**TO DO:** Return all of the data exactly as written, without the pictures.
──────── MATERIAL TO PROCESS
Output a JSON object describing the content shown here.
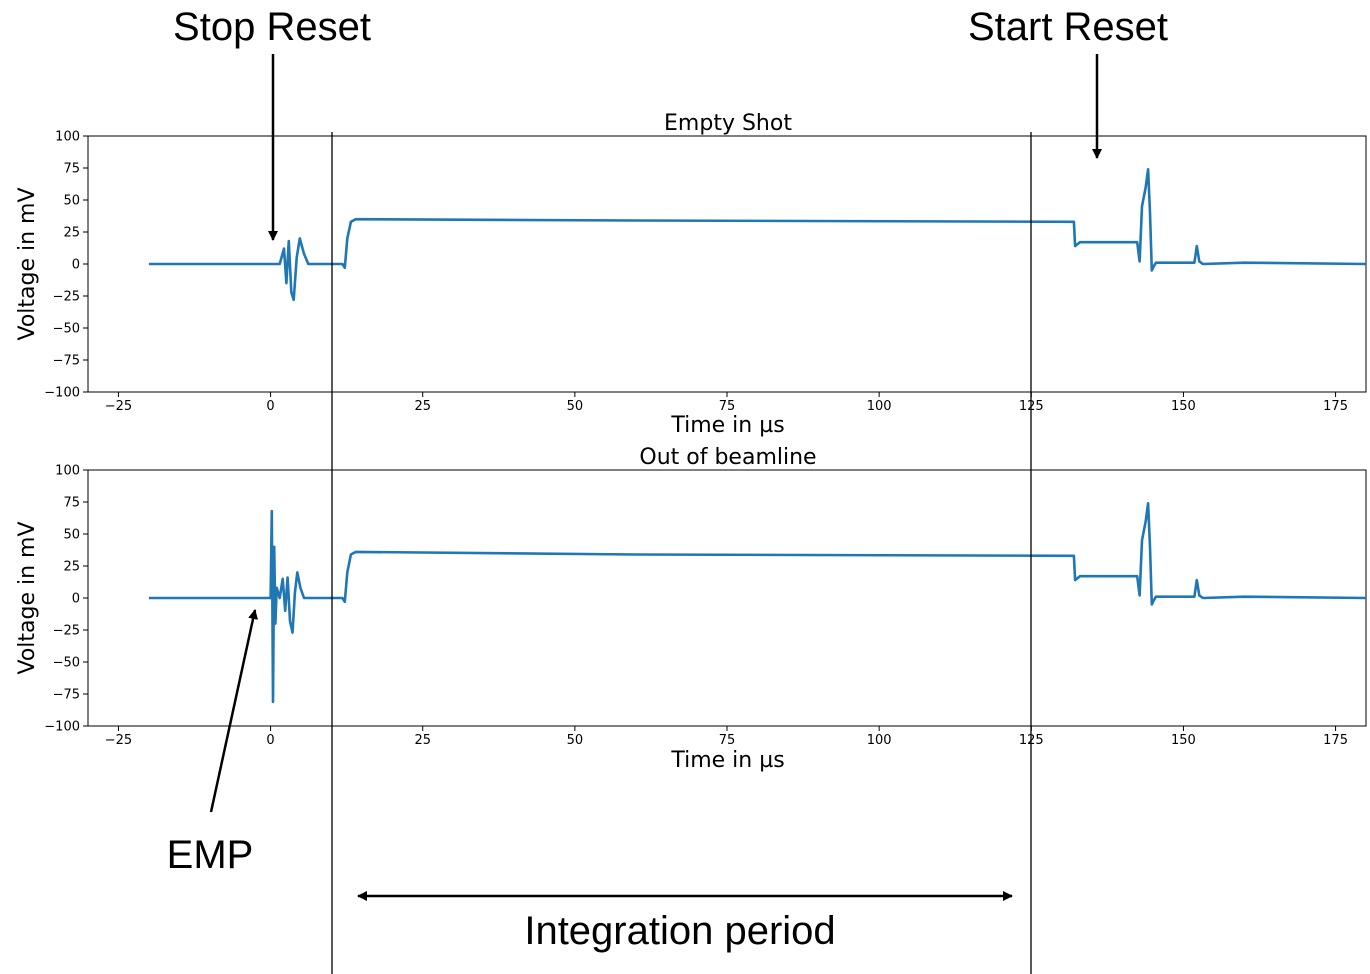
{
  "chart_data": [
    {
      "type": "line",
      "title": "Empty Shot",
      "xlabel": "Time in µs",
      "ylabel": "Voltage in mV",
      "xlim": [
        -30,
        180
      ],
      "ylim": [
        -100,
        100
      ],
      "xticks": [
        -25,
        0,
        25,
        50,
        75,
        100,
        125,
        150,
        175
      ],
      "yticks": [
        100,
        75,
        50,
        25,
        0,
        -25,
        -50,
        -75,
        -100
      ],
      "xtick_labels": [
        "−25",
        "0",
        "25",
        "50",
        "75",
        "100",
        "125",
        "150",
        "175"
      ],
      "ytick_labels": [
        "100",
        "75",
        "50",
        "25",
        "0",
        "−25",
        "−50",
        "−75",
        "−100"
      ],
      "color": "#1f77b4",
      "series": [
        {
          "x": [
            -20,
            1.5,
            2.2,
            2.6,
            3.0,
            3.4,
            3.8,
            4.3,
            4.8,
            5.5,
            6.2,
            7,
            11.8,
            12.2,
            12.6,
            13.2,
            14,
            60,
            132,
            132.2,
            133,
            142.4,
            142.8,
            143.2,
            143.8,
            144.2,
            144.5,
            144.8,
            145.1,
            145.5,
            150,
            151.8,
            152.2,
            152.6,
            153.2,
            160,
            180
          ],
          "y": [
            0,
            0,
            12,
            -15,
            18,
            -22,
            -28,
            5,
            20,
            8,
            0,
            0,
            0,
            -3,
            20,
            33,
            35,
            34,
            33,
            14,
            17,
            17,
            2,
            45,
            60,
            74,
            40,
            -5,
            -2,
            1,
            1,
            1,
            14,
            2,
            0,
            1,
            0
          ]
        }
      ]
    },
    {
      "type": "line",
      "title": "Out of beamline",
      "xlabel": "Time in µs",
      "ylabel": "Voltage in mV",
      "xlim": [
        -30,
        180
      ],
      "ylim": [
        -100,
        100
      ],
      "xticks": [
        -25,
        0,
        25,
        50,
        75,
        100,
        125,
        150,
        175
      ],
      "yticks": [
        100,
        75,
        50,
        25,
        0,
        -25,
        -50,
        -75,
        -100
      ],
      "xtick_labels": [
        "−25",
        "0",
        "25",
        "50",
        "75",
        "100",
        "125",
        "150",
        "175"
      ],
      "ytick_labels": [
        "100",
        "75",
        "50",
        "25",
        "0",
        "−25",
        "−50",
        "−75",
        "−100"
      ],
      "color": "#1f77b4",
      "series": [
        {
          "x": [
            -20,
            0,
            0.2,
            0.4,
            0.6,
            0.8,
            1.0,
            1.5,
            2.0,
            2.4,
            2.8,
            3.2,
            3.6,
            4.0,
            4.4,
            4.9,
            5.5,
            6.2,
            7,
            11.8,
            12.2,
            12.6,
            13.2,
            14,
            60,
            132,
            132.2,
            133,
            142.4,
            142.8,
            143.2,
            143.8,
            144.2,
            144.5,
            144.8,
            145.1,
            145.5,
            150,
            151.8,
            152.2,
            152.6,
            153.2,
            160,
            180
          ],
          "y": [
            0,
            0,
            68,
            -81,
            40,
            -20,
            8,
            0,
            15,
            -10,
            16,
            -18,
            -27,
            4,
            20,
            8,
            0,
            0,
            0,
            0,
            -3,
            20,
            34,
            36,
            34,
            33,
            14,
            17,
            17,
            2,
            45,
            60,
            74,
            40,
            -5,
            -2,
            1,
            1,
            1,
            14,
            2,
            0,
            1,
            0
          ]
        }
      ]
    }
  ],
  "annotations": {
    "stop_reset": "Stop Reset",
    "start_reset": "Start Reset",
    "emp": "EMP",
    "integration_period": "Integration period"
  }
}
────────────────
**THE COMPLETED TASK:**
Output a JSON object describing the content shown here.
{
  "chart_data": [
    {
      "type": "line",
      "title": "Empty Shot",
      "xlabel": "Time in µs",
      "ylabel": "Voltage in mV",
      "xlim": [
        -30,
        180
      ],
      "ylim": [
        -100,
        100
      ],
      "xticks": [
        -25,
        0,
        25,
        50,
        75,
        100,
        125,
        150,
        175
      ],
      "yticks": [
        100,
        75,
        50,
        25,
        0,
        -25,
        -50,
        -75,
        -100
      ],
      "xtick_labels": [
        "−25",
        "0",
        "25",
        "50",
        "75",
        "100",
        "125",
        "150",
        "175"
      ],
      "ytick_labels": [
        "100",
        "75",
        "50",
        "25",
        "0",
        "−25",
        "−50",
        "−75",
        "−100"
      ],
      "color": "#1f77b4",
      "series": [
        {
          "x": [
            -20,
            1.5,
            2.2,
            2.6,
            3.0,
            3.4,
            3.8,
            4.3,
            4.8,
            5.5,
            6.2,
            7,
            11.8,
            12.2,
            12.6,
            13.2,
            14,
            60,
            132,
            132.2,
            133,
            142.4,
            142.8,
            143.2,
            143.8,
            144.2,
            144.5,
            144.8,
            145.1,
            145.5,
            150,
            151.8,
            152.2,
            152.6,
            153.2,
            160,
            180
          ],
          "y": [
            0,
            0,
            12,
            -15,
            18,
            -22,
            -28,
            5,
            20,
            8,
            0,
            0,
            0,
            -3,
            20,
            33,
            35,
            34,
            33,
            14,
            17,
            17,
            2,
            45,
            60,
            74,
            40,
            -5,
            -2,
            1,
            1,
            1,
            14,
            2,
            0,
            1,
            0
          ]
        }
      ]
    },
    {
      "type": "line",
      "title": "Out of beamline",
      "xlabel": "Time in µs",
      "ylabel": "Voltage in mV",
      "xlim": [
        -30,
        180
      ],
      "ylim": [
        -100,
        100
      ],
      "xticks": [
        -25,
        0,
        25,
        50,
        75,
        100,
        125,
        150,
        175
      ],
      "yticks": [
        100,
        75,
        50,
        25,
        0,
        -25,
        -50,
        -75,
        -100
      ],
      "xtick_labels": [
        "−25",
        "0",
        "25",
        "50",
        "75",
        "100",
        "125",
        "150",
        "175"
      ],
      "ytick_labels": [
        "100",
        "75",
        "50",
        "25",
        "0",
        "−25",
        "−50",
        "−75",
        "−100"
      ],
      "color": "#1f77b4",
      "series": [
        {
          "x": [
            -20,
            0,
            0.2,
            0.4,
            0.6,
            0.8,
            1.0,
            1.5,
            2.0,
            2.4,
            2.8,
            3.2,
            3.6,
            4.0,
            4.4,
            4.9,
            5.5,
            6.2,
            7,
            11.8,
            12.2,
            12.6,
            13.2,
            14,
            60,
            132,
            132.2,
            133,
            142.4,
            142.8,
            143.2,
            143.8,
            144.2,
            144.5,
            144.8,
            145.1,
            145.5,
            150,
            151.8,
            152.2,
            152.6,
            153.2,
            160,
            180
          ],
          "y": [
            0,
            0,
            68,
            -81,
            40,
            -20,
            8,
            0,
            15,
            -10,
            16,
            -18,
            -27,
            4,
            20,
            8,
            0,
            0,
            0,
            0,
            -3,
            20,
            34,
            36,
            34,
            33,
            14,
            17,
            17,
            2,
            45,
            60,
            74,
            40,
            -5,
            -2,
            1,
            1,
            1,
            14,
            2,
            0,
            1,
            0
          ]
        }
      ]
    }
  ],
  "annotations": {
    "stop_reset": "Stop Reset",
    "start_reset": "Start Reset",
    "emp": "EMP",
    "integration_period": "Integration period"
  }
}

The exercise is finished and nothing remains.